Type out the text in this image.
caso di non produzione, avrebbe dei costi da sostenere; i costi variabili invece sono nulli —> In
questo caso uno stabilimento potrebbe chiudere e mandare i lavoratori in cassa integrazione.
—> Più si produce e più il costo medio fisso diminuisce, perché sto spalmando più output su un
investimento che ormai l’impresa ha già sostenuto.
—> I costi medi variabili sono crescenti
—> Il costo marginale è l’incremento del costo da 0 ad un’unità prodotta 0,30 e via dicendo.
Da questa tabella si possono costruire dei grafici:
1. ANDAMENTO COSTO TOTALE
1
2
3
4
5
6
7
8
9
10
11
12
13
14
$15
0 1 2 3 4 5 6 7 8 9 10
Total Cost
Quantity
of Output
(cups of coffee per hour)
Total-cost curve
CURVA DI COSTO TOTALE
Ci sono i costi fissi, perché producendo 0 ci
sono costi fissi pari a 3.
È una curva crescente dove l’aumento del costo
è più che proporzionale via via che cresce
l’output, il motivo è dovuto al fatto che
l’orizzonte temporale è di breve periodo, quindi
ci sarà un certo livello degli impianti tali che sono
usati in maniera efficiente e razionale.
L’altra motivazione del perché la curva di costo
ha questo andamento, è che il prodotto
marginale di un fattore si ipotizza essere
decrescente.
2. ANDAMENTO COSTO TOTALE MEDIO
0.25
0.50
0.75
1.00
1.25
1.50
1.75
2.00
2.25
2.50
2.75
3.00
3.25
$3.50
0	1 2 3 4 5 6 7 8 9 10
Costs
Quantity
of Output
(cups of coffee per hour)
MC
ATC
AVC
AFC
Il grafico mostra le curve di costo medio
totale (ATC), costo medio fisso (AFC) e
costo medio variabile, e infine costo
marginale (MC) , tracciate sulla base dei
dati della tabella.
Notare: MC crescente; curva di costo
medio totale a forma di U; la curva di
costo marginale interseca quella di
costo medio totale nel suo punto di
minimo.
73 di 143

═══

→ **Goal of the exercise**
Copy the records above exactly.

→ **Answer to this problem**
Type out the text in this image.
caso di non produzione, avrebbe dei costi da sostenere; i costi variabili invece sono nulli —> In
questo caso uno stabilimento potrebbe chiudere e mandare i lavoratori in cassa integrazione.
—> Più si produce e più il costo medio fisso diminuisce, perché sto spalmando più output su un
investimento che ormai l’impresa ha già sostenuto.
—> I costi medi variabili sono crescenti
—> Il costo marginale è l’incremento del costo da 0 ad un’unità prodotta 0,30 e via dicendo.
Da questa tabella si possono costruire dei grafici:
1. ANDAMENTO COSTO TOTALE
1
2
3
4
5
6
7
8
9
10
11
12
13
14
$15
0 1 2 3 4 5 6 7 8 9 10
Total Cost
Quantity
of Output
(cups of coffee per hour)
Total-cost curve
CURVA DI COSTO TOTALE
Ci sono i costi fissi, perché producendo 0 ci
sono costi fissi pari a 3.
È una curva crescente dove l’aumento del costo
è più che proporzionale via via che cresce
l’output, il motivo è dovuto al fatto che
l’orizzonte temporale è di breve periodo, quindi
ci sarà un certo livello degli impianti tali che sono
usati in maniera efficiente e razionale.
L’altra motivazione del perché la curva di costo
ha questo andamento, è che il prodotto
marginale di un fattore si ipotizza essere
decrescente.
2. ANDAMENTO COSTO TOTALE MEDIO
0.25
0.50
0.75
1.00
1.25
1.50
1.75
2.00
2.25
2.50
2.75
3.00
3.25
$3.50
0	1 2 3 4 5 6 7 8 9 10
Costs
Quantity
of Output
(cups of coffee per hour)
MC
ATC
AVC
AFC
Il grafico mostra le curve di costo medio
totale (ATC), costo medio fisso (AFC) e
costo medio variabile, e infine costo
marginale (MC) , tracciate sulla base dei
dati della tabella.
Notare: MC crescente; curva di costo
medio totale a forma di U; la curva di
costo marginale interseca quella di
costo medio totale nel suo punto di
minimo.
73 di 143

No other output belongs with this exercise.